#### [Exercise inputs]
>>>

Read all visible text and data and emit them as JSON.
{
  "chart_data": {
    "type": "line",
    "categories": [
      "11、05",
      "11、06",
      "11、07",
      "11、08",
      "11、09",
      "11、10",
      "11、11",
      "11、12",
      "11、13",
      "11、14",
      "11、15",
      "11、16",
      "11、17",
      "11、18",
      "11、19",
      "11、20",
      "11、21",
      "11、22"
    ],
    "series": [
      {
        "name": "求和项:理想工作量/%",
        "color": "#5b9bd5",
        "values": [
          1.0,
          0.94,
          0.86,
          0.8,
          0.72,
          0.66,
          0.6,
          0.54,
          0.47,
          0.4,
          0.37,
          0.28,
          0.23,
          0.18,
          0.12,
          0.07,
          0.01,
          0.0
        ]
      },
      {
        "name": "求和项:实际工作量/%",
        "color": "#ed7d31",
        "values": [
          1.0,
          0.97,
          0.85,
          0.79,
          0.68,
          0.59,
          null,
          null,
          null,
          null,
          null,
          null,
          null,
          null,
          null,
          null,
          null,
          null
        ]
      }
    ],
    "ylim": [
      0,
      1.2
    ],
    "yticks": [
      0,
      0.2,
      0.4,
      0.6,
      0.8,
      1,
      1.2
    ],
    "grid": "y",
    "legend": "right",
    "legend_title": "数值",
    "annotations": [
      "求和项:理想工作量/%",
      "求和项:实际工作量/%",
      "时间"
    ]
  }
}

<<<

#### [What to do]
All of the data shown above must be copied exactly.

#### [The solution]
Read all visible text and data and emit them as JSON.
{
  "chart_data": {
    "type": "line",
    "categories": [
      "11、05",
      "11、06",
      "11、07",
      "11、08",
      "11、09",
      "11、10",
      "11、11",
      "11、12",
      "11、13",
      "11、14",
      "11、15",
      "11、16",
      "11、17",
      "11、18",
      "11、19",
      "11、20",
      "11、21",
      "11、22"
    ],
    "series": [
      {
        "name": "求和项:理想工作量/%",
        "color": "#5b9bd5",
        "values": [
          1.0,
          0.94,
          0.86,
          0.8,
          0.72,
          0.66,
          0.6,
          0.54,
          0.47,
          0.4,
          0.37,
          0.28,
          0.23,
          0.18,
          0.12,
          0.07,
          0.01,
          0.0
        ]
      },
      {
        "name": "求和项:实际工作量/%",
        "color": "#ed7d31",
        "values": [
          1.0,
          0.97,
          0.85,
          0.79,
          0.68,
          0.59,
          null,
          null,
          null,
          null,
          null,
          null,
          null,
          null,
          null,
          null,
          null,
          null
        ]
      }
    ],
    "ylim": [
      0,
      1.2
    ],
    "yticks": [
      0,
      0.2,
      0.4,
      0.6,
      0.8,
      1,
      1.2
    ],
    "grid": "y",
    "legend": "right",
    "legend_title": "数值",
    "annotations": [
      "求和项:理想工作量/%",
      "求和项:实际工作量/%",
      "时间"
    ]
  }
}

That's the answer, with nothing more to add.